- _What is asked_
Identify the lines holding "more" and copy them.

--

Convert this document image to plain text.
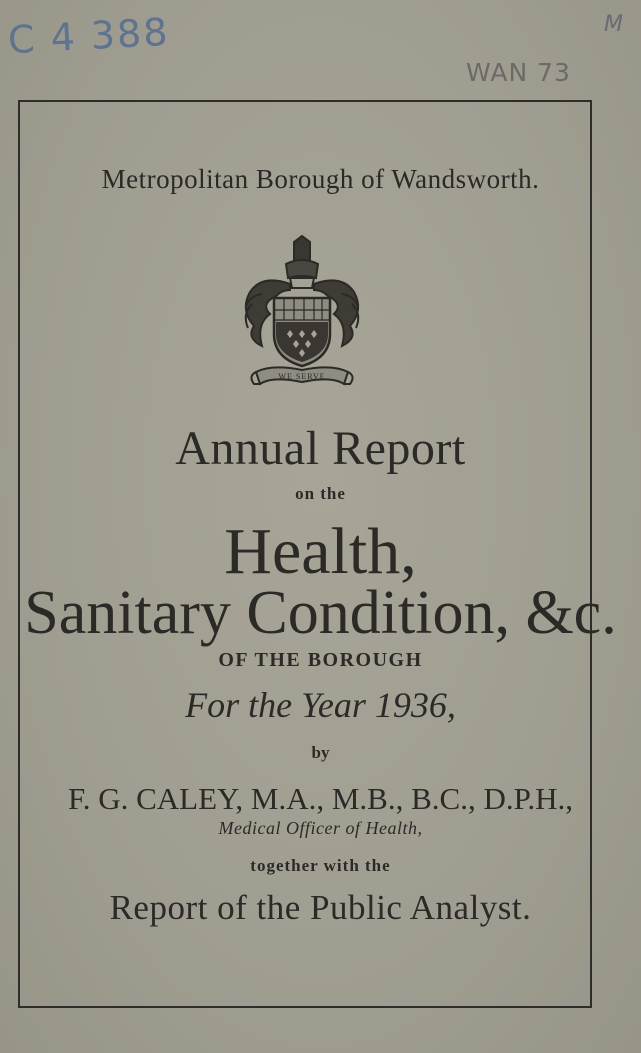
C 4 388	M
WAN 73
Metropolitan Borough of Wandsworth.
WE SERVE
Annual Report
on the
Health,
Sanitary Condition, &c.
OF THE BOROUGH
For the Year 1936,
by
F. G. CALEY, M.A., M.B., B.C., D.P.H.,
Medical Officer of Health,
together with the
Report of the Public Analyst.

--

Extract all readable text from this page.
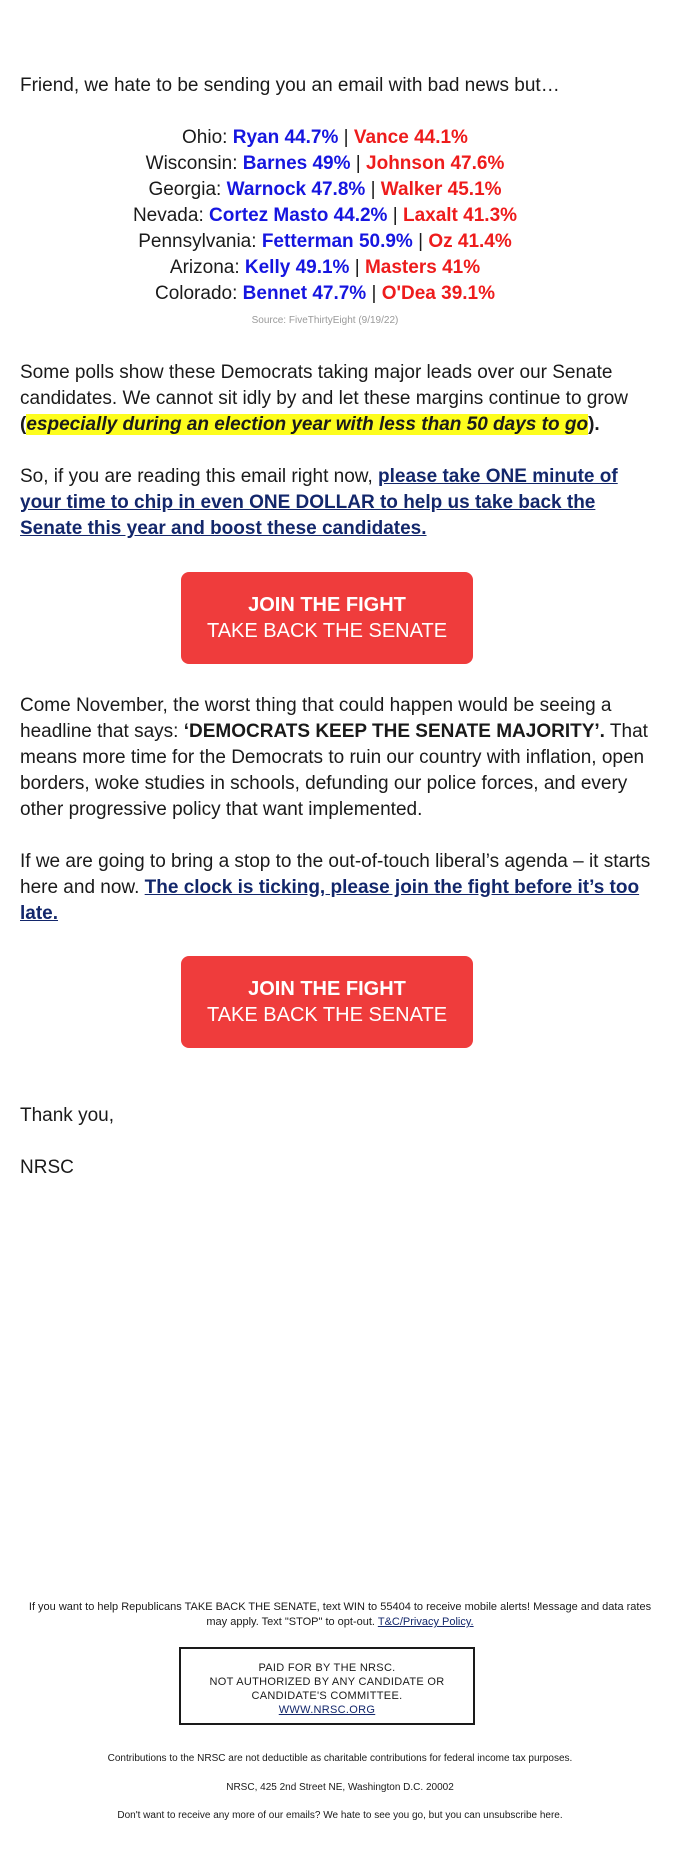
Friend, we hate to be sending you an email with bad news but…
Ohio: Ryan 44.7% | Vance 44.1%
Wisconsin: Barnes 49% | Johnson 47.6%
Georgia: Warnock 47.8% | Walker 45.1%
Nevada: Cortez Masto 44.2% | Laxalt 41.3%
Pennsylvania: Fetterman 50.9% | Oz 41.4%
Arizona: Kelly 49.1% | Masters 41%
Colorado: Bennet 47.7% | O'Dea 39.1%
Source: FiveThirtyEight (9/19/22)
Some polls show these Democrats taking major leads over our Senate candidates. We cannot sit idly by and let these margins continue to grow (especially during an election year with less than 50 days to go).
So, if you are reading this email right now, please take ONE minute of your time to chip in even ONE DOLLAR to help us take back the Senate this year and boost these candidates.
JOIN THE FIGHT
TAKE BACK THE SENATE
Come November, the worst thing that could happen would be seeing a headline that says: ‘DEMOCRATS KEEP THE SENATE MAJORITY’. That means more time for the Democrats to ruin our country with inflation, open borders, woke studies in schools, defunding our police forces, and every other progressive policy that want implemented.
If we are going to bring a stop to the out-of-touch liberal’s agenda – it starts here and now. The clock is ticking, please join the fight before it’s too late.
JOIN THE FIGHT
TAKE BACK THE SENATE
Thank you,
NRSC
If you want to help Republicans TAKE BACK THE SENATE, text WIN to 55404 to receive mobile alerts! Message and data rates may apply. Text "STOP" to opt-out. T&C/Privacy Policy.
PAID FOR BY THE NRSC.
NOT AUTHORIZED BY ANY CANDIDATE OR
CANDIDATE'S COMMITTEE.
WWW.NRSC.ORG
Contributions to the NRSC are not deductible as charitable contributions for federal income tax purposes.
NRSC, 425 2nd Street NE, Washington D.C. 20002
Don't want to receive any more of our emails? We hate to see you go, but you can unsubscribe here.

--

- _Response to this exercise_
Come November, the worst thing that could happen would be seeing a headline that says: ‘DEMOCRATS KEEP THE SENATE MAJORITY’. That means more time for the Democrats to ruin our country with inflation, open borders, woke studies in schools, defunding our police forces, and every other progressive policy that want implemented.
Don't want to receive any more of our emails? We hate to see you go, but you can unsubscribe here.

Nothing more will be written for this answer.